**PROBLEM DETAILS:**
Scan the records for "Hospital". Show the matching lines.

**TASK DATA:**
________________________________________
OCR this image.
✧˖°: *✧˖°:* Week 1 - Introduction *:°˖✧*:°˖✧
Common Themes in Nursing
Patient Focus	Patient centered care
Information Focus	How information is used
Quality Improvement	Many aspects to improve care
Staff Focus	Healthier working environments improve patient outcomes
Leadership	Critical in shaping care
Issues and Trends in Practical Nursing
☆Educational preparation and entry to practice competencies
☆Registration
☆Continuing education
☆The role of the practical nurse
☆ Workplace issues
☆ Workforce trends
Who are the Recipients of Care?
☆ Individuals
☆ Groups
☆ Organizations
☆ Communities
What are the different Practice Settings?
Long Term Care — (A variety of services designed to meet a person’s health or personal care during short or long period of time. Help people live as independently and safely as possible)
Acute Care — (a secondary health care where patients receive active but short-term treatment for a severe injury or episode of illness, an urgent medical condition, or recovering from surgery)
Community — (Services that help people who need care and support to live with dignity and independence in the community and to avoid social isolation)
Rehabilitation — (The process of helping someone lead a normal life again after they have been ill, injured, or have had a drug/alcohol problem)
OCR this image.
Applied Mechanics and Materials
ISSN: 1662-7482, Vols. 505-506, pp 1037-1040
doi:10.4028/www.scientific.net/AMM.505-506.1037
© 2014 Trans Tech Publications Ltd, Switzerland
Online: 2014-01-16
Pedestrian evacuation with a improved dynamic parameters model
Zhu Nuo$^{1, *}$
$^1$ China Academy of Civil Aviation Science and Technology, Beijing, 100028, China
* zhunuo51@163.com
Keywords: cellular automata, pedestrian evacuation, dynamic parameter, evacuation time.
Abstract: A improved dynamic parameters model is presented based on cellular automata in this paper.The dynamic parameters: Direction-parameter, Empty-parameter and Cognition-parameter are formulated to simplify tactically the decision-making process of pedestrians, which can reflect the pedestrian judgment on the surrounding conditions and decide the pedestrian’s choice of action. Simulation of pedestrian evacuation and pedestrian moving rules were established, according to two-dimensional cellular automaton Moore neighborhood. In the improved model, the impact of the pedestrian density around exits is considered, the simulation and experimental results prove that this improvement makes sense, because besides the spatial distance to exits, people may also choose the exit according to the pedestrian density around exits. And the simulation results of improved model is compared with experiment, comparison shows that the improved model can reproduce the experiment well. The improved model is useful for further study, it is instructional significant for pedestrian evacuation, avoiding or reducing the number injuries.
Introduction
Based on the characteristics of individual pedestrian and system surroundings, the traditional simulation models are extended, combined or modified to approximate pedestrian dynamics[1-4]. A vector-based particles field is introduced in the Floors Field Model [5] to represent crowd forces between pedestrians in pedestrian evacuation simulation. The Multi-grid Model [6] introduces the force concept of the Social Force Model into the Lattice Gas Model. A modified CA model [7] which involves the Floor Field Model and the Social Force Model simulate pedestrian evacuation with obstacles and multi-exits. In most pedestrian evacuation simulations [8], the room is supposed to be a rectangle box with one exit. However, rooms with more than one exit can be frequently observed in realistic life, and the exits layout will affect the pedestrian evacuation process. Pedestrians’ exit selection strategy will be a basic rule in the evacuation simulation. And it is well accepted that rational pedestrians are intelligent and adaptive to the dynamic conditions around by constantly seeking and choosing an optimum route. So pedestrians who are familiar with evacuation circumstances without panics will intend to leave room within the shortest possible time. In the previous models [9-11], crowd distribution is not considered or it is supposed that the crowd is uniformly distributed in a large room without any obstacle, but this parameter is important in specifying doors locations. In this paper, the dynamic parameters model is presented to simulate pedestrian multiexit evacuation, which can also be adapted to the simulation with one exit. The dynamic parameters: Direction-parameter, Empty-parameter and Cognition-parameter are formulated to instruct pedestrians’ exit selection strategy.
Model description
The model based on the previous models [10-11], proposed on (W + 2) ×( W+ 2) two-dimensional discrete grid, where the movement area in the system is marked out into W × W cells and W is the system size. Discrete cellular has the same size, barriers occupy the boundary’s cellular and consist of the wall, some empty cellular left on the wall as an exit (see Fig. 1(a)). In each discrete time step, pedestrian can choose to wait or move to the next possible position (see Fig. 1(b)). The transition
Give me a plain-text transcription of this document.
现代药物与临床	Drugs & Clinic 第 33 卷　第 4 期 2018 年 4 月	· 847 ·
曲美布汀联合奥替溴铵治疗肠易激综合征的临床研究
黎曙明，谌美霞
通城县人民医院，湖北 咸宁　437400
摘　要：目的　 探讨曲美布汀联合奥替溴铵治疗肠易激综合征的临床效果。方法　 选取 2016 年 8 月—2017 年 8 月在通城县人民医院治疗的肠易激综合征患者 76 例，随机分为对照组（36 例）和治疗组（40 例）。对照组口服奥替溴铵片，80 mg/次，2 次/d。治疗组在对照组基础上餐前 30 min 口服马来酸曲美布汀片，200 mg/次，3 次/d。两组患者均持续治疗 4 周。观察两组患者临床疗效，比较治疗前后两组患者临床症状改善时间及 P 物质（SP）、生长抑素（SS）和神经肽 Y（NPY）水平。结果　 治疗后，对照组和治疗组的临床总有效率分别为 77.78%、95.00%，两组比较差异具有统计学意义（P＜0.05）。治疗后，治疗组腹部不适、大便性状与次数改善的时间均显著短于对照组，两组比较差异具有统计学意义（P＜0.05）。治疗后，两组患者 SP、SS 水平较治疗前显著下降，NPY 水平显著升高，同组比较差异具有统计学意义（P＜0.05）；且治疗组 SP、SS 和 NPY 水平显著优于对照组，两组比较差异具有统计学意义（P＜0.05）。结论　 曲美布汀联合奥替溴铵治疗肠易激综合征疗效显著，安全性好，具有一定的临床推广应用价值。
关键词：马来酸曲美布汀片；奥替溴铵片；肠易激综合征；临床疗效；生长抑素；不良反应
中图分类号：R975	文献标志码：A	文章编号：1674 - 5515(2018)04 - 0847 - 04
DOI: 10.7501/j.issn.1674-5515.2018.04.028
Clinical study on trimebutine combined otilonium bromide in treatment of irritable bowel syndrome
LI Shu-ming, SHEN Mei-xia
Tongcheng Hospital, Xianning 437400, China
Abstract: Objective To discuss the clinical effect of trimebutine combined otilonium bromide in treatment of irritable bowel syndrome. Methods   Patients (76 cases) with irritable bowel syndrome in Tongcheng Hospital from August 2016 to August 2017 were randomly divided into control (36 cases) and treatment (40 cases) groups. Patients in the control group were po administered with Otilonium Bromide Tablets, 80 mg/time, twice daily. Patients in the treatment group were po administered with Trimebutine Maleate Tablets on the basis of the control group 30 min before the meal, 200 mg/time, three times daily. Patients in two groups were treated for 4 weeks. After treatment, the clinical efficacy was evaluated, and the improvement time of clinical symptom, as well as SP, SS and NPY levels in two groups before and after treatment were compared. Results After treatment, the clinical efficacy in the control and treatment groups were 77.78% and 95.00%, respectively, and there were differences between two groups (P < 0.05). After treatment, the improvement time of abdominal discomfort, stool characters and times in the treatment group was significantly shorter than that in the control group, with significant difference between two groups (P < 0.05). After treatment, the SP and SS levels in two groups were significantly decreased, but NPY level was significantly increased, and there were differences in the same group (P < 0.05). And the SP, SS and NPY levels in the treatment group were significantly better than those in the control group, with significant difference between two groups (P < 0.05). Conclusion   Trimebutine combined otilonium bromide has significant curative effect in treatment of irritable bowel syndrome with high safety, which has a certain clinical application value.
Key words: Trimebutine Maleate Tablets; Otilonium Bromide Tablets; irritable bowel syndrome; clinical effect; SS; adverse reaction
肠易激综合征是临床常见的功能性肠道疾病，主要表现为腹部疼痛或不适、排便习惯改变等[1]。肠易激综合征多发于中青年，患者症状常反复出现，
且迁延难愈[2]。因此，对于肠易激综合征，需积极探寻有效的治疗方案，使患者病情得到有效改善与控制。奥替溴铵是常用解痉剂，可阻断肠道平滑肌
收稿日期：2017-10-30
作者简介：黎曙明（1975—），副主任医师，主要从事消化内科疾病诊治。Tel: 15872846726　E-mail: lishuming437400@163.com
________________________________________
**YOUR SOLUTION:**
Tongcheng Hospital, Xianning 437400, China
Abstract: Objective To discuss the clinical effect of trimebutine combined otilonium bromide in treatment of irritable bowel syndrome. Methods   Patients (76 cases) with irritable bowel syndrome in Tongcheng Hospital from August 2016 to August 2017 were randomly divided into control (36 cases) and treatment (40 cases) groups. Patients in the control group were po administered with Otilonium Bromide Tablets, 80 mg/time, twice daily. Patients in the treatment group were po administered with Trimebutine Maleate Tablets on the basis of the control group 30 min before the meal, 200 mg/time, three times daily. Patients in two groups were treated for 4 weeks. After treatment, the clinical efficacy was evaluated, and the improvement time of clinical symptom, as well as SP, SS and NPY levels in two groups before and after treatment were compared. Results After treatment, the clinical efficacy in the control and treatment groups were 77.78% and 95.00%, respectively, and there were differences between two groups (P < 0.05). After treatment, the improvement time of abdominal discomfort, stool characters and times in the treatment group was significantly shorter than that in the control group, with significant difference between two groups (P < 0.05). After treatment, the SP and SS levels in two groups were significantly decreased, but NPY level was significantly increased, and there were differences in the same group (P < 0.05). And the SP, SS and NPY levels in the treatment group were significantly better than those in the control group, with significant difference between two groups (P < 0.05). Conclusion   Trimebutine combined otilonium bromide has significant curative effect in treatment of irritable bowel syndrome with high safety, which has a certain clinical application value.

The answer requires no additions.